### Stored data
┌────────

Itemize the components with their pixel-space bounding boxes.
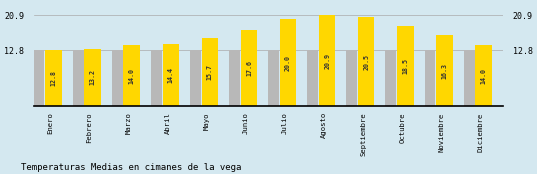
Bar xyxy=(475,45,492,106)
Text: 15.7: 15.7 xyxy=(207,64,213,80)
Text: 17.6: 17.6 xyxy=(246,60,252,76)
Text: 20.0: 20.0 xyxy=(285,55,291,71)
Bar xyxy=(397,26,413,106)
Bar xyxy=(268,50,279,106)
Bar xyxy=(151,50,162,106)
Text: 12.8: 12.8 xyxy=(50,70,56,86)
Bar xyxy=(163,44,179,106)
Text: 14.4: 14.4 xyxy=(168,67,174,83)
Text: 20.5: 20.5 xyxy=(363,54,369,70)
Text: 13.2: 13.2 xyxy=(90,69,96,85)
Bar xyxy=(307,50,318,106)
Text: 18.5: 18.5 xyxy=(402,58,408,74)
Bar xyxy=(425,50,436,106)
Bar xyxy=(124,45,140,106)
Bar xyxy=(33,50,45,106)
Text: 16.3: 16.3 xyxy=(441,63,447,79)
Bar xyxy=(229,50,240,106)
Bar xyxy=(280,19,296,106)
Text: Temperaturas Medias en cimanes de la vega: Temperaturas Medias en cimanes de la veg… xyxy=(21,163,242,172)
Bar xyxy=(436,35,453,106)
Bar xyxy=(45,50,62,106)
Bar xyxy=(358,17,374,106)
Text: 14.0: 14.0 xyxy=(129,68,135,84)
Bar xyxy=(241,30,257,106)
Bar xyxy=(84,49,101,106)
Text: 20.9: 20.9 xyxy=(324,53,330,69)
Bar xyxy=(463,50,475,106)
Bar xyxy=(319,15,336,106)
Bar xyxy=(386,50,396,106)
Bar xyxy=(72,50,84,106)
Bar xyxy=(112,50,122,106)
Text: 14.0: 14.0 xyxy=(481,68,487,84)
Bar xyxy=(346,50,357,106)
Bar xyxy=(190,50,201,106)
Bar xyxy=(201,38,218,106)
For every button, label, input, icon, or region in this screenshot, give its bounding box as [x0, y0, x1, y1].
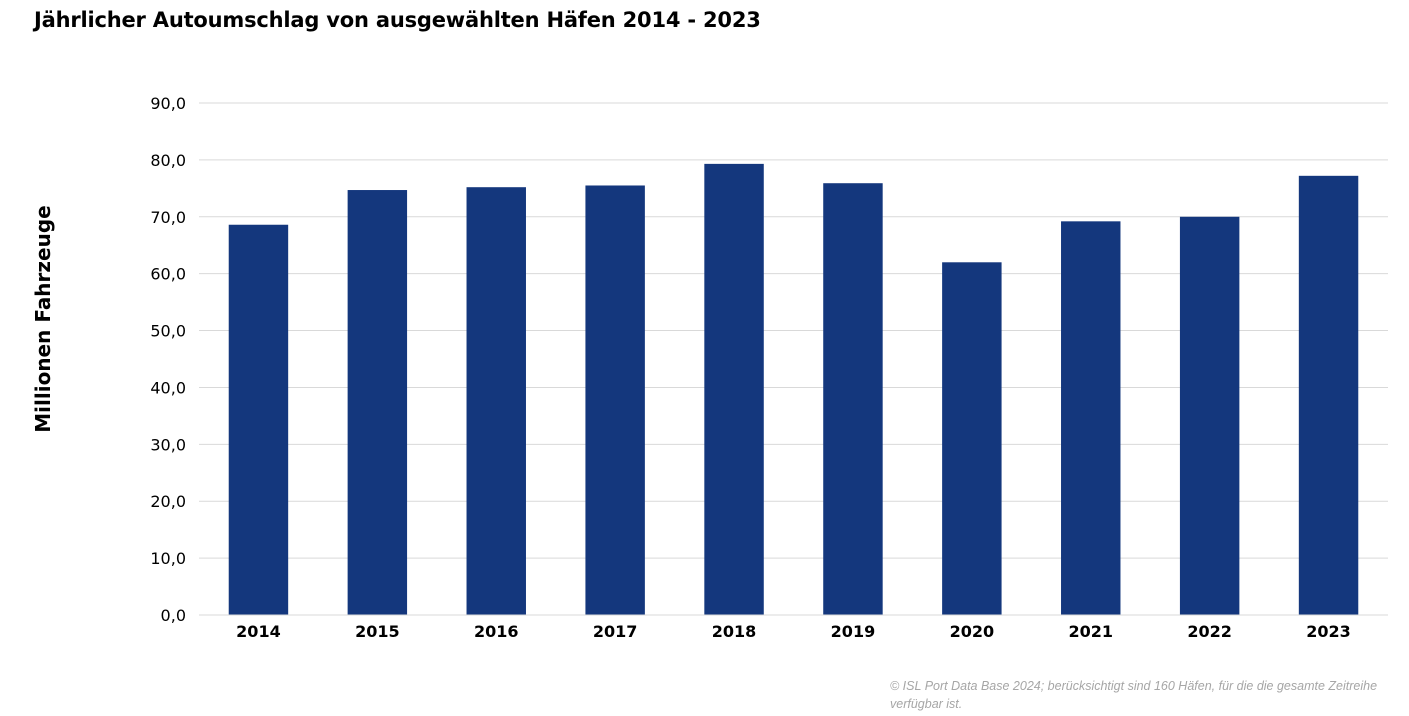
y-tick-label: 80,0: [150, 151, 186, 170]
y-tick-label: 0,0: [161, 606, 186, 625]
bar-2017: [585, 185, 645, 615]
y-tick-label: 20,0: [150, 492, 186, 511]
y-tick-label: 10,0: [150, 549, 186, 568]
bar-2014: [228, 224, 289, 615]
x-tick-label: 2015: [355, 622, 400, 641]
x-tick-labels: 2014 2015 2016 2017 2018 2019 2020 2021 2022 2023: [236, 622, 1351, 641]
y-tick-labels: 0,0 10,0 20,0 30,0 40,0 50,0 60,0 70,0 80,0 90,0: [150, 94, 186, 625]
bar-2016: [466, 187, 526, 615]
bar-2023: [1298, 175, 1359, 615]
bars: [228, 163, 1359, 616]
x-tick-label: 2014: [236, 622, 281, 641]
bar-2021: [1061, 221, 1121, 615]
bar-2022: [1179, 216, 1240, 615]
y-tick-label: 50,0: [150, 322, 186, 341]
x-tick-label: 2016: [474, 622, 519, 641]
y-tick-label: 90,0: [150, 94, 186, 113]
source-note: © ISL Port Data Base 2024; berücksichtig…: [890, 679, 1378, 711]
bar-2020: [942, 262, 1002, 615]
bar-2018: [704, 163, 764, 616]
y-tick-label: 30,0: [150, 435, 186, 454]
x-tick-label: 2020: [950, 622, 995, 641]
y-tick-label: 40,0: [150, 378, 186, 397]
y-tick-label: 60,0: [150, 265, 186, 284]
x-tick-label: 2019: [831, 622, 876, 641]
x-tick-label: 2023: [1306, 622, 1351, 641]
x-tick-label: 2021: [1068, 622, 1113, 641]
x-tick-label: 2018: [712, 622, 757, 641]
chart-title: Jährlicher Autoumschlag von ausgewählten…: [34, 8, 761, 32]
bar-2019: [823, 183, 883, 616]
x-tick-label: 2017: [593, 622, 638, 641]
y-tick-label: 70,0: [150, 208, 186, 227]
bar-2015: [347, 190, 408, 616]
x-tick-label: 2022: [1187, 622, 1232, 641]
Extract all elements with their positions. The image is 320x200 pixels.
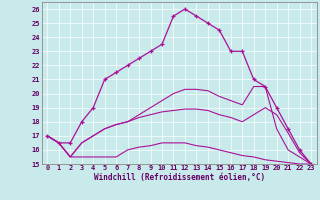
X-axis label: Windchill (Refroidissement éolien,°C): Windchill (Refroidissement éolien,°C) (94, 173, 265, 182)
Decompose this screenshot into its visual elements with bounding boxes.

└────────

### What you have to do
Transcribe the lines above unchanged, from the line containing "y-tick-label: 80,0: [150, 151, 186, 170]" down through the line containing "bar-2018: [704, 163, 764, 616]", both included.

### Final answer
y-tick-label: 80,0: [150, 151, 186, 170]
y-tick-label: 0,0: [161, 606, 186, 625]
bar-2017: [585, 185, 645, 615]
y-tick-label: 20,0: [150, 492, 186, 511]
y-tick-label: 10,0: [150, 549, 186, 568]
bar-2014: [228, 224, 289, 615]
x-tick-label: 2015: [355, 622, 400, 641]
x-tick-labels: 2014 2015 2016 2017 2018 2019 2020 2021 2022 2023: [236, 622, 1351, 641]
y-tick-labels: 0,0 10,0 20,0 30,0 40,0 50,0 60,0 70,0 80,0 90,0: [150, 94, 186, 625]
bar-2016: [466, 187, 526, 615]
bar-2023: [1298, 175, 1359, 615]
bars: [228, 163, 1359, 616]
x-tick-label: 2014: [236, 622, 281, 641]
bar-2021: [1061, 221, 1121, 615]
bar-2022: [1179, 216, 1240, 615]
y-tick-label: 50,0: [150, 322, 186, 341]
x-tick-label: 2016: [474, 622, 519, 641]
y-tick-label: 90,0: [150, 94, 186, 113]
source-note: © ISL Port Data Base 2024; berücksichtig…: [890, 679, 1378, 711]
bar-2020: [942, 262, 1002, 615]
bar-2018: [704, 163, 764, 616]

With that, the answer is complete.